-- Start of Records to use --

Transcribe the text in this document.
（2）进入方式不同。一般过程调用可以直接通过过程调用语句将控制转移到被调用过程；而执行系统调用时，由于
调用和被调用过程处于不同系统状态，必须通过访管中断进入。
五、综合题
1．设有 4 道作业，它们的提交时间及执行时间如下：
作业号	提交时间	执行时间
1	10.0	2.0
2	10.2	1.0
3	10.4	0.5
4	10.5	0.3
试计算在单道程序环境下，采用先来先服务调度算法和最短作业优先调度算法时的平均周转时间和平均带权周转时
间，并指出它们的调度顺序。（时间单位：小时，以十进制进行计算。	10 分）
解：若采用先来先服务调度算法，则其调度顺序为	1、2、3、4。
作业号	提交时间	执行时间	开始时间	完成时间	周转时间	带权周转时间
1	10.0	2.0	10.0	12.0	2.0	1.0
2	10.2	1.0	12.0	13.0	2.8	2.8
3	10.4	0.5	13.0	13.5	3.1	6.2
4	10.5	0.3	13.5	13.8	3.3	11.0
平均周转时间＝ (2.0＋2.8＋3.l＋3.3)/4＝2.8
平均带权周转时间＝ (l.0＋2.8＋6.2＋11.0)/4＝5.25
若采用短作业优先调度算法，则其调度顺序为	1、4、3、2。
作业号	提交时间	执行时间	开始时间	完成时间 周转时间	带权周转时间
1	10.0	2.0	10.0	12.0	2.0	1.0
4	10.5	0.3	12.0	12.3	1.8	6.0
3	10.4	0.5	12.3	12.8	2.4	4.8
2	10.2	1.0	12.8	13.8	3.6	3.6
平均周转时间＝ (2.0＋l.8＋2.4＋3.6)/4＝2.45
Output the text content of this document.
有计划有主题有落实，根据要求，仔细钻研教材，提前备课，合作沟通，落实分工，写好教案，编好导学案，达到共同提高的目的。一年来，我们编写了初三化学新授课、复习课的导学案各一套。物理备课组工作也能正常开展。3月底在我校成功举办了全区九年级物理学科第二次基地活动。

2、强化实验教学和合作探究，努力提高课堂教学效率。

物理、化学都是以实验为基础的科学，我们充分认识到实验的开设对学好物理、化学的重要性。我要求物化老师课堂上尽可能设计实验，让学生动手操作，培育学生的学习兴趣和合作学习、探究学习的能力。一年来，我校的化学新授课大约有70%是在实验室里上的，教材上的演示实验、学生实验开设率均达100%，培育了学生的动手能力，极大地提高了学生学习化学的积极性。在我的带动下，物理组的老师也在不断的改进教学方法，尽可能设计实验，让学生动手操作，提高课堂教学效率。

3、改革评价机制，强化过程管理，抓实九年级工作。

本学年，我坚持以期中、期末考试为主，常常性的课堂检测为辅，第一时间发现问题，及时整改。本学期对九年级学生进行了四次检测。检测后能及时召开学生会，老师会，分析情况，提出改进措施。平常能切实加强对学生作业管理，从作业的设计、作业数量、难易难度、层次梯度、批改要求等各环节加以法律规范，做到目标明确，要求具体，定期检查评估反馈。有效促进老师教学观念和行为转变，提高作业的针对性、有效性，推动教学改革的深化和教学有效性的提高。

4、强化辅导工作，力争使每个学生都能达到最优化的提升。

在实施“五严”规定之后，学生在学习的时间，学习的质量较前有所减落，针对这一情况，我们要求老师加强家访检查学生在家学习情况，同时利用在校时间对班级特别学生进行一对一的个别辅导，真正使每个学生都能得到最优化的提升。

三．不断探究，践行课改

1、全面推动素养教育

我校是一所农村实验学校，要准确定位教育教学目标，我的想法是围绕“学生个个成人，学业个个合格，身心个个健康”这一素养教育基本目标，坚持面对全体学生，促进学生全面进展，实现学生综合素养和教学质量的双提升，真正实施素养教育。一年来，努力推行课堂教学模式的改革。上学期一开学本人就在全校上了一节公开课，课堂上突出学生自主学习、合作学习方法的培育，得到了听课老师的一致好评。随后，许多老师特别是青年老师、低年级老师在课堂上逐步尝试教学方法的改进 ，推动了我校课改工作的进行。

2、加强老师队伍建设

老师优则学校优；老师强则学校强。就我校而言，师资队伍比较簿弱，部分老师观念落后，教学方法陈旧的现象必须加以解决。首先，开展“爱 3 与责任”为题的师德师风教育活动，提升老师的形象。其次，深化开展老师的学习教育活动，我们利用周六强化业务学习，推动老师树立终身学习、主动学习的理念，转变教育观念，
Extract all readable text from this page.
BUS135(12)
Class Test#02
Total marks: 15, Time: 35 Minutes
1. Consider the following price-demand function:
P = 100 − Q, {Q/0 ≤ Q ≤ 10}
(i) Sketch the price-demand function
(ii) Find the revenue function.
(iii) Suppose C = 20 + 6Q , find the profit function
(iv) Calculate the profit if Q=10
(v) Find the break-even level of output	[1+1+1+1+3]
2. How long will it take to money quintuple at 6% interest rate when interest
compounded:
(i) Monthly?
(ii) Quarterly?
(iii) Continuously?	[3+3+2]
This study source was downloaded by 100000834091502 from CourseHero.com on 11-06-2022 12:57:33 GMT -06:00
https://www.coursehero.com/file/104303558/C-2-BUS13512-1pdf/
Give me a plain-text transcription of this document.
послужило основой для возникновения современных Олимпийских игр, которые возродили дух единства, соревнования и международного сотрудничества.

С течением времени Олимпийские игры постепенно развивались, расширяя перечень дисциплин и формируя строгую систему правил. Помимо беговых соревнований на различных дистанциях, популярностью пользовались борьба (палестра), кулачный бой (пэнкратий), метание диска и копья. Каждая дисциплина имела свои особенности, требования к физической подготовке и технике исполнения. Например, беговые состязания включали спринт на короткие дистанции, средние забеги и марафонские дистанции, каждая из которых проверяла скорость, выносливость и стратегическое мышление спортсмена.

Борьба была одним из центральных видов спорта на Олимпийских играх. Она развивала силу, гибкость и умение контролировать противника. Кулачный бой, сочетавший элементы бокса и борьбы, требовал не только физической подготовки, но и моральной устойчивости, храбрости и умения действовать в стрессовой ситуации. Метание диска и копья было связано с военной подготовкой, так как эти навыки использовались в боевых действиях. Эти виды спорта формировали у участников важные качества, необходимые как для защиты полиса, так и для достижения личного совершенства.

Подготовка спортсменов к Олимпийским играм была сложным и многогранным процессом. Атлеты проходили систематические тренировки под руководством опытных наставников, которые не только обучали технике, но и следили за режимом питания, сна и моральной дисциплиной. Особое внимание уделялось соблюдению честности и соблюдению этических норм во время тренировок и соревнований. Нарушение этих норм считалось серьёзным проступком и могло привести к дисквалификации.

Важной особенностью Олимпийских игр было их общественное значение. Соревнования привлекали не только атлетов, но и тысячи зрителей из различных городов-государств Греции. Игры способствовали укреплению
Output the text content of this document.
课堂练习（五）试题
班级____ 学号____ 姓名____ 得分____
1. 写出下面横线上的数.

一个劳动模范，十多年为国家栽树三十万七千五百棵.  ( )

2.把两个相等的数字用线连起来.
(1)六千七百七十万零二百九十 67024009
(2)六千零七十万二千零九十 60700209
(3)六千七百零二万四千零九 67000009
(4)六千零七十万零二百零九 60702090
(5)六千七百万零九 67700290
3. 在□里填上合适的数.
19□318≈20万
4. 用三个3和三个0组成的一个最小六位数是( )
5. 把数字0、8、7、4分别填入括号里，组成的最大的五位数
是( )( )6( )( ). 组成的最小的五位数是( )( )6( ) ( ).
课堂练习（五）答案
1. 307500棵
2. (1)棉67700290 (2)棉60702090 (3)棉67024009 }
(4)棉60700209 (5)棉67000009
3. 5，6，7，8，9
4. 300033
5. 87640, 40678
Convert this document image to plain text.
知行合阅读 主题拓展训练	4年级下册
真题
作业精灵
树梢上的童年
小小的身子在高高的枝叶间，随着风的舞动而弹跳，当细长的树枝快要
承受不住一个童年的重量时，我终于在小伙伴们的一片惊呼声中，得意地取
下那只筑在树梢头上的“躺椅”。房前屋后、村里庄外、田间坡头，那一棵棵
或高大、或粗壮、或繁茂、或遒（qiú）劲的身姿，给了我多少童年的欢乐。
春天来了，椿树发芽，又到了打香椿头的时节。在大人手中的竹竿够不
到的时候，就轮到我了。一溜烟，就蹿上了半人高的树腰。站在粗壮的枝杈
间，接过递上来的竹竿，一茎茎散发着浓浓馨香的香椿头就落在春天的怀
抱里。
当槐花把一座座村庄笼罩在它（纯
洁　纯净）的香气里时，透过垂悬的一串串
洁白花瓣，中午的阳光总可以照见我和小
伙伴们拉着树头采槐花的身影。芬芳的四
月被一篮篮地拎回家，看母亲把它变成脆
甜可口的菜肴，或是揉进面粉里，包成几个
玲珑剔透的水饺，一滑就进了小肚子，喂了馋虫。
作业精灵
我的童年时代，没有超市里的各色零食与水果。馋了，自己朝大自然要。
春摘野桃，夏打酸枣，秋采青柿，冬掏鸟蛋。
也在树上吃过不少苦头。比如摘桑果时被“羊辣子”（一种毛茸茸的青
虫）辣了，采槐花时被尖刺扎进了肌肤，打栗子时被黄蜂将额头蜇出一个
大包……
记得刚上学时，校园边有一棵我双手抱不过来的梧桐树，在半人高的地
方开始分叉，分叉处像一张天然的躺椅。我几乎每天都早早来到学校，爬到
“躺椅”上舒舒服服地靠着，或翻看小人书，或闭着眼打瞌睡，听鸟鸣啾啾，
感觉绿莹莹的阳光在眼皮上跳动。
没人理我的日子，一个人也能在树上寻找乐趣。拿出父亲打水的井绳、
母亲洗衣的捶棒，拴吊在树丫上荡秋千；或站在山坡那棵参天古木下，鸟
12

-- End of Records to use --

Stated task:
Each line with the string "开始时间" in it needs to be found and copied.

Task answer:
作业号	提交时间	执行时间	开始时间	完成时间	周转时间	带权周转时间
作业号	提交时间	执行时间	开始时间	完成时间 周转时间	带权周转时间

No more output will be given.